— start RECORDS SUPPLIED —

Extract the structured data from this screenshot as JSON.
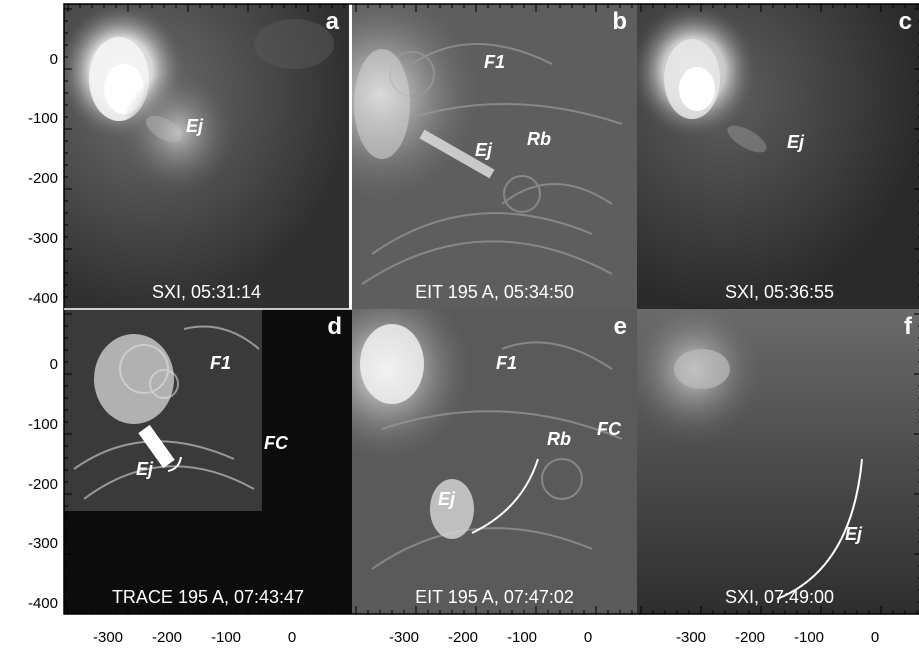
{
  "y_axis": {
    "ticks": [
      "0",
      "-100",
      "-200",
      "-300",
      "-400"
    ]
  },
  "x_axis": {
    "ticks": [
      "-300",
      "-200",
      "-100",
      "0"
    ]
  },
  "panels": [
    {
      "id": "a",
      "letter": "a",
      "caption": "SXI, 05:31:14",
      "instrument": "SXI",
      "annotations": [
        {
          "text": "Ej"
        }
      ]
    },
    {
      "id": "b",
      "letter": "b",
      "caption": "EIT 195 A, 05:34:50",
      "instrument": "EIT",
      "annotations": [
        {
          "text": "F1"
        },
        {
          "text": "Ej"
        },
        {
          "text": "Rb"
        }
      ]
    },
    {
      "id": "c",
      "letter": "c",
      "caption": "SXI, 05:36:55",
      "instrument": "SXI",
      "annotations": [
        {
          "text": "Ej"
        }
      ]
    },
    {
      "id": "d",
      "letter": "d",
      "caption": "TRACE 195 A, 07:43:47",
      "instrument": "TRACE",
      "annotations": [
        {
          "text": "F1"
        },
        {
          "text": "FC"
        },
        {
          "text": "Ej"
        }
      ]
    },
    {
      "id": "e",
      "letter": "e",
      "caption": "EIT 195 A, 07:47:02",
      "instrument": "EIT",
      "annotations": [
        {
          "text": "F1"
        },
        {
          "text": "Rb"
        },
        {
          "text": "FC"
        },
        {
          "text": "Ej"
        }
      ]
    },
    {
      "id": "f",
      "letter": "f",
      "caption": "SXI, 07:49:00",
      "instrument": "SXI",
      "annotations": [
        {
          "text": "Ej"
        }
      ]
    }
  ]
}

— end RECORDS SUPPLIED —

— THE EXERCISE —
Repeat the records above exactly, leaving out the pictures.

— TASK OUTPUT —
Extract the structured data from this screenshot as JSON.
{
  "y_axis": {
    "ticks": [
      "0",
      "-100",
      "-200",
      "-300",
      "-400"
    ]
  },
  "x_axis": {
    "ticks": [
      "-300",
      "-200",
      "-100",
      "0"
    ]
  },
  "panels": [
    {
      "id": "a",
      "letter": "a",
      "caption": "SXI, 05:31:14",
      "instrument": "SXI",
      "annotations": [
        {
          "text": "Ej"
        }
      ]
    },
    {
      "id": "b",
      "letter": "b",
      "caption": "EIT 195 A, 05:34:50",
      "instrument": "EIT",
      "annotations": [
        {
          "text": "F1"
        },
        {
          "text": "Ej"
        },
        {
          "text": "Rb"
        }
      ]
    },
    {
      "id": "c",
      "letter": "c",
      "caption": "SXI, 05:36:55",
      "instrument": "SXI",
      "annotations": [
        {
          "text": "Ej"
        }
      ]
    },
    {
      "id": "d",
      "letter": "d",
      "caption": "TRACE 195 A, 07:43:47",
      "instrument": "TRACE",
      "annotations": [
        {
          "text": "F1"
        },
        {
          "text": "FC"
        },
        {
          "text": "Ej"
        }
      ]
    },
    {
      "id": "e",
      "letter": "e",
      "caption": "EIT 195 A, 07:47:02",
      "instrument": "EIT",
      "annotations": [
        {
          "text": "F1"
        },
        {
          "text": "Rb"
        },
        {
          "text": "FC"
        },
        {
          "text": "Ej"
        }
      ]
    },
    {
      "id": "f",
      "letter": "f",
      "caption": "SXI, 07:49:00",
      "instrument": "SXI",
      "annotations": [
        {
          "text": "Ej"
        }
      ]
    }
  ]
}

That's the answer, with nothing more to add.